--- START Information supplied ---

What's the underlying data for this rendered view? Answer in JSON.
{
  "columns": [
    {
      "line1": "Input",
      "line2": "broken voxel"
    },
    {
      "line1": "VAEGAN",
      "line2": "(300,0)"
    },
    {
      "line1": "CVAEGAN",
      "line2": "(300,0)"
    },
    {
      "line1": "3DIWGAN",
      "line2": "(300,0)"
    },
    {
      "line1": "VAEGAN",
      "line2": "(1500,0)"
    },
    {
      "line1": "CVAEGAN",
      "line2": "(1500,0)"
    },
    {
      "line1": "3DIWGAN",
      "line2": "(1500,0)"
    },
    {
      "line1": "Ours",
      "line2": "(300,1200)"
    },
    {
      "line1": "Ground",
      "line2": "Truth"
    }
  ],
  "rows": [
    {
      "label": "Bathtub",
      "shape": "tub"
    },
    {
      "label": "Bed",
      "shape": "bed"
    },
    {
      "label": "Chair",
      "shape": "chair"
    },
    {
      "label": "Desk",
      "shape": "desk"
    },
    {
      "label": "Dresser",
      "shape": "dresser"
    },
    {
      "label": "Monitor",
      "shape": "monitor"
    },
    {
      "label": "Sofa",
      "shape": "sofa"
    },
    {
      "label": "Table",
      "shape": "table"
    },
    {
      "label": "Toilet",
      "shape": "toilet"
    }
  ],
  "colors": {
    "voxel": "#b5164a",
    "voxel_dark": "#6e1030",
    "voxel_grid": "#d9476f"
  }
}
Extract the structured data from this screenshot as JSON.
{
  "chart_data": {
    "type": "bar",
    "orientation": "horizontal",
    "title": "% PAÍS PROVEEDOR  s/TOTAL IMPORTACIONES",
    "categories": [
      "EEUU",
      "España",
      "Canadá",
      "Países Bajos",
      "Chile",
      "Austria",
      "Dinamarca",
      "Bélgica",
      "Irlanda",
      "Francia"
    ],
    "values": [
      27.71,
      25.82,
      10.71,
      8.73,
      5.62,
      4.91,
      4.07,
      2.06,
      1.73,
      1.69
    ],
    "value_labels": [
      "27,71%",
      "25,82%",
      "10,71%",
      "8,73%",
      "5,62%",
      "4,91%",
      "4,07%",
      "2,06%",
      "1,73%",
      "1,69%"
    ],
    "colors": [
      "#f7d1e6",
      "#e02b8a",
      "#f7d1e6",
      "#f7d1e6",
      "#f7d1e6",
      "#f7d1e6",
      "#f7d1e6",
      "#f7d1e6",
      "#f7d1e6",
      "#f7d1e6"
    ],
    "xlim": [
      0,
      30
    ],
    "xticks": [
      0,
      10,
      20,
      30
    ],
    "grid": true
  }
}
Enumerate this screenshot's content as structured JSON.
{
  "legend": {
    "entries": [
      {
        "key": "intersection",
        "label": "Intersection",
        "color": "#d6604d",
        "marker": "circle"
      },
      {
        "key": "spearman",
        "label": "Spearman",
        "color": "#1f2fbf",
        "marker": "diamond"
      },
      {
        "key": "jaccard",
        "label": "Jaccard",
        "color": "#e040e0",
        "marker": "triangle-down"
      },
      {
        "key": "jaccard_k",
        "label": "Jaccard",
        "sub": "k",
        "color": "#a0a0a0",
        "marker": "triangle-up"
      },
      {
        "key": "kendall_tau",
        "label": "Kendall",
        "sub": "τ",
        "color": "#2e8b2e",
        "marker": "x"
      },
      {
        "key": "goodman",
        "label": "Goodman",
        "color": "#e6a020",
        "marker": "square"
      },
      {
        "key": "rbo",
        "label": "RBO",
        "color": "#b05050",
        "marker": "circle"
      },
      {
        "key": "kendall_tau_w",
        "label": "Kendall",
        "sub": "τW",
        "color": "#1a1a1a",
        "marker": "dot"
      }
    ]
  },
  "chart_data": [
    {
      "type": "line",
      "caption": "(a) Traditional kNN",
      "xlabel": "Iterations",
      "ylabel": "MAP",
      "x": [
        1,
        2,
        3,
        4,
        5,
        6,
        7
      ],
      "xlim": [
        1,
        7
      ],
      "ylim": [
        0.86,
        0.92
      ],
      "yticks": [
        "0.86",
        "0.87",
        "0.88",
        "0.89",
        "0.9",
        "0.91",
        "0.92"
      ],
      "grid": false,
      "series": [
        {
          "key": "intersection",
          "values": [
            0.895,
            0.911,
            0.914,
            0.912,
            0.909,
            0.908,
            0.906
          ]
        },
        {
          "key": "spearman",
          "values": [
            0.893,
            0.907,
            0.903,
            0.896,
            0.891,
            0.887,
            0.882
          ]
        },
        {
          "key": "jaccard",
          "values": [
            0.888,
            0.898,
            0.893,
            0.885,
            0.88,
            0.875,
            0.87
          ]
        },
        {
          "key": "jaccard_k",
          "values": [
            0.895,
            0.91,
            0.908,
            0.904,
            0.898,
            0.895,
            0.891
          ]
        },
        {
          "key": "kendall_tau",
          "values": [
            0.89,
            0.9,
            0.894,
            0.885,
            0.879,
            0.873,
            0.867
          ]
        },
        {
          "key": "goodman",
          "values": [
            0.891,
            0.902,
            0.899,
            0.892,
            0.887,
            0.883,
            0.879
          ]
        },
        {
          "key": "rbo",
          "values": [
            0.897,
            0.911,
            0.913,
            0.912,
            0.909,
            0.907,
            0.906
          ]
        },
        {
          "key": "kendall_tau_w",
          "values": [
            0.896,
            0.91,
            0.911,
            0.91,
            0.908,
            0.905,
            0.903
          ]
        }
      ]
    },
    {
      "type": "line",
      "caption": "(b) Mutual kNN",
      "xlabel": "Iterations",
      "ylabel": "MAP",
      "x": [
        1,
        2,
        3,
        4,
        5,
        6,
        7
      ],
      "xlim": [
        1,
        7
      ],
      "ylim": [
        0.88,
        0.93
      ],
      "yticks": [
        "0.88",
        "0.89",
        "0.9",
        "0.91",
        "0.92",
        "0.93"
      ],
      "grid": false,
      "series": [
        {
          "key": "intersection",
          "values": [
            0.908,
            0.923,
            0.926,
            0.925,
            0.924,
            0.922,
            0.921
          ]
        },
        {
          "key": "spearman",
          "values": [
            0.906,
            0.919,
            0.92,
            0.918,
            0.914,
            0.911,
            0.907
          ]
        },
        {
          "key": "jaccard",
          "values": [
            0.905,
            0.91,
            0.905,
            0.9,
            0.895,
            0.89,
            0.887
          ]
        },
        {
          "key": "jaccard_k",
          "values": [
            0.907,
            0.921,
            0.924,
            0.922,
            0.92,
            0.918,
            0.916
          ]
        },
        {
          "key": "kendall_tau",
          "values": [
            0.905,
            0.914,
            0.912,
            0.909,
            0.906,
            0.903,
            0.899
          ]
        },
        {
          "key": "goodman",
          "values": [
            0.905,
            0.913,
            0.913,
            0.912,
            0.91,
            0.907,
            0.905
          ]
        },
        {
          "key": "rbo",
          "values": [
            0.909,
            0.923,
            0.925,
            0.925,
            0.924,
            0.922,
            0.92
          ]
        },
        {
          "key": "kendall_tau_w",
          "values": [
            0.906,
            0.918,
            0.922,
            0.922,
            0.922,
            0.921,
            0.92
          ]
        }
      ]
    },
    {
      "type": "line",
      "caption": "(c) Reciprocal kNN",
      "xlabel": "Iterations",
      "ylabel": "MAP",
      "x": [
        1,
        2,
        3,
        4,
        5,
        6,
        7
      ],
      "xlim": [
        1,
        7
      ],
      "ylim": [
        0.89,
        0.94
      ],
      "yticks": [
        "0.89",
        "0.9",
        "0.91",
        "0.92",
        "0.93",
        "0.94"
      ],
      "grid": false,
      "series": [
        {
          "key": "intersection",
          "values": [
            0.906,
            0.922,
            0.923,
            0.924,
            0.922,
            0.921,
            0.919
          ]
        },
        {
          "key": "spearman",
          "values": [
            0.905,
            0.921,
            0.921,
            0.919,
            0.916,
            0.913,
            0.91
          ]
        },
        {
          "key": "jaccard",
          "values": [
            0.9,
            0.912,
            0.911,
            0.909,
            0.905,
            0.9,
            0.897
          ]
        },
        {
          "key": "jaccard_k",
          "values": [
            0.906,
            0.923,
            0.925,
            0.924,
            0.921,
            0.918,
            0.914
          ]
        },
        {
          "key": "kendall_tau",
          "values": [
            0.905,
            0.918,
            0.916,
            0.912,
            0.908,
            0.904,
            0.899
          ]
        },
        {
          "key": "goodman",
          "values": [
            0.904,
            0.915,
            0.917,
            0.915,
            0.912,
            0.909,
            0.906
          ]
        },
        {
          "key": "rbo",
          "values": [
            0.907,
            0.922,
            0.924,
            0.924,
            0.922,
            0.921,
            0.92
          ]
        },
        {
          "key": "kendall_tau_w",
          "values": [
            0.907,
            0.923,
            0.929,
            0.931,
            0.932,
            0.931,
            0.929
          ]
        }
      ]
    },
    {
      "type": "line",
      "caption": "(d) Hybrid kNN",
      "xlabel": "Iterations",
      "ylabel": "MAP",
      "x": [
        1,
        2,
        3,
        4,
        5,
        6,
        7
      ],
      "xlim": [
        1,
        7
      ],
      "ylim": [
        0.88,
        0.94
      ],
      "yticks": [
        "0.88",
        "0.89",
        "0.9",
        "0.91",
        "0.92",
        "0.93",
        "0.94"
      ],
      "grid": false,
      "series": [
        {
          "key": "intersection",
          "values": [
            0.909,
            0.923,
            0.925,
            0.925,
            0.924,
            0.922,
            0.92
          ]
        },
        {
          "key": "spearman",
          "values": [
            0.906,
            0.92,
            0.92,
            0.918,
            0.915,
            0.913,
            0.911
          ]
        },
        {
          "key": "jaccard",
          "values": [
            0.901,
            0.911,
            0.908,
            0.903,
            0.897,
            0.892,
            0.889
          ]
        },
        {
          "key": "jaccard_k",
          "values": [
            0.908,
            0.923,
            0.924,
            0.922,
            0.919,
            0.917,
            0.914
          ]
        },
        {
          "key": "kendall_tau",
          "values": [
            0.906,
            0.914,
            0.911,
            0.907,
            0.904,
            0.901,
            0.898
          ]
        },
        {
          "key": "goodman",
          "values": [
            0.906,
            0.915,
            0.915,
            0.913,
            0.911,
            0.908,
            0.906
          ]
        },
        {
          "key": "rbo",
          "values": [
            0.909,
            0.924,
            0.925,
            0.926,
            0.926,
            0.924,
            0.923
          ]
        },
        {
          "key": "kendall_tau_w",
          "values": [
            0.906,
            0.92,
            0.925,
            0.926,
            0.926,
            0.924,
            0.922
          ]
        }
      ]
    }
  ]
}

--- END Information supplied ---

# Prompt
Count every line of the material above that holds the string "screenshot", then state only the total.

# Result of the exercise
2